## Given instruction
Write out every line below that includes the word "kappa".

## Data excerpts

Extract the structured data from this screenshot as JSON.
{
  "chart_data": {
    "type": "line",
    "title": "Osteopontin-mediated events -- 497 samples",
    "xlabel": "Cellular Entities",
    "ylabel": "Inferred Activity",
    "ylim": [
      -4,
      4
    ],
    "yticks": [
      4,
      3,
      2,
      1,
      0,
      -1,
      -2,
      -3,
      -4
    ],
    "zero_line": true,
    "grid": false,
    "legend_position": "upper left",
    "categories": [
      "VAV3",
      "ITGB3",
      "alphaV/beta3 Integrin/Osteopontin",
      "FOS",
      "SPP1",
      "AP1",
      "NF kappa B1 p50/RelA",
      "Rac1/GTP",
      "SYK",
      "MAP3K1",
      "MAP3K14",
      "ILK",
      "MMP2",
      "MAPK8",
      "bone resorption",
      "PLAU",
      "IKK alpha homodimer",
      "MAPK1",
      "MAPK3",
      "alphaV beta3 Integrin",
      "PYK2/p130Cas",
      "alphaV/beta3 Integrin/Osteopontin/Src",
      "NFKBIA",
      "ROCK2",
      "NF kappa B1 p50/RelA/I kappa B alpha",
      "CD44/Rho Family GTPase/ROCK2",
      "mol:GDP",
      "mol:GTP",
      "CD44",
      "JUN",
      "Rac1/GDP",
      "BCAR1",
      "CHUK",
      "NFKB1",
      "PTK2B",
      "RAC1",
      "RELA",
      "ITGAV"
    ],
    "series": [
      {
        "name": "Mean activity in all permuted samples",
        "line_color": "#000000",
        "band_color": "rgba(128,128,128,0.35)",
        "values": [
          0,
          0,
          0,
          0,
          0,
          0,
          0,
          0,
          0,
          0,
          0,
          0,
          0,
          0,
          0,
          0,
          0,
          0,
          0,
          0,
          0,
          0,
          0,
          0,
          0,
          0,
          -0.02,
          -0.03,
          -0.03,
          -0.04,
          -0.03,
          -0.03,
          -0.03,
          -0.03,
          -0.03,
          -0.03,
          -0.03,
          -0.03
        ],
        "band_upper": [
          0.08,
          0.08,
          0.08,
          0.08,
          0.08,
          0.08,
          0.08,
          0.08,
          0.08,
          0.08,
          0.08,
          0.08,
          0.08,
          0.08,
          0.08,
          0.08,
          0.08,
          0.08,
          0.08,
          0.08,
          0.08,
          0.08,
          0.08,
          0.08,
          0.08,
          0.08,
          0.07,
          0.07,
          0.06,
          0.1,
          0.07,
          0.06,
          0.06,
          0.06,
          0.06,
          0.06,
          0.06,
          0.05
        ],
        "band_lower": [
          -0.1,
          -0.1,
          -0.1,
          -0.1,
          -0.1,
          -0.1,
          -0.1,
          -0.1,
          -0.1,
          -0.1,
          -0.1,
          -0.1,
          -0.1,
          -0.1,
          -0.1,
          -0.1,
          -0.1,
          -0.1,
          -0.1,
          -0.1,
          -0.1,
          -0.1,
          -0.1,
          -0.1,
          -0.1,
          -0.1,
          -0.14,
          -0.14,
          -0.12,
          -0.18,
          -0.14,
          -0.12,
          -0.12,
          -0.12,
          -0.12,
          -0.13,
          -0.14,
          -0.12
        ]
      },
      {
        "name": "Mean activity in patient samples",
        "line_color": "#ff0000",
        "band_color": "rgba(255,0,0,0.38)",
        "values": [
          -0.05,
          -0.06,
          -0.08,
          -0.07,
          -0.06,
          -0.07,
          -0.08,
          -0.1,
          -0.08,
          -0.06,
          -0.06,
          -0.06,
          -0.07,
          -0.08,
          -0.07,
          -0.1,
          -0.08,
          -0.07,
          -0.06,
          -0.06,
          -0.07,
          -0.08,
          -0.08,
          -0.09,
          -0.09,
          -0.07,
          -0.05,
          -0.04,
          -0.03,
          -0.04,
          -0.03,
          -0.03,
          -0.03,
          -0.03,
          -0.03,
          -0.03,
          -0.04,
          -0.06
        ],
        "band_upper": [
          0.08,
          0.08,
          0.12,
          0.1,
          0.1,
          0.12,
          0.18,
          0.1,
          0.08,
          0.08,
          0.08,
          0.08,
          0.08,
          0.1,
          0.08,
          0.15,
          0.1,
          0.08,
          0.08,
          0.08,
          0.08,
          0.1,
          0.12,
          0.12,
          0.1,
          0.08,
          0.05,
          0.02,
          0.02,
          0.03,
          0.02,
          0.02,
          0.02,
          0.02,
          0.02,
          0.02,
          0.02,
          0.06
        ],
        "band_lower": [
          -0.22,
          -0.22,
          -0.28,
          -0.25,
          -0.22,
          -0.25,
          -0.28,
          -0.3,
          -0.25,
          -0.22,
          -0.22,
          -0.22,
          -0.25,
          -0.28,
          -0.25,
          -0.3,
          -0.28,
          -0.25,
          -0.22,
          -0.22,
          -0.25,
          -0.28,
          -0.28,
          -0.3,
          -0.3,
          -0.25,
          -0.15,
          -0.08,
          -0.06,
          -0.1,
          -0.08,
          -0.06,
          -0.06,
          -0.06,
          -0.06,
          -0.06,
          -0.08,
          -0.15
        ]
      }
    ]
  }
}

## Final result
      "NF kappa B1 p50/RelA",
      "NF kappa B1 p50/RelA/I kappa B alpha",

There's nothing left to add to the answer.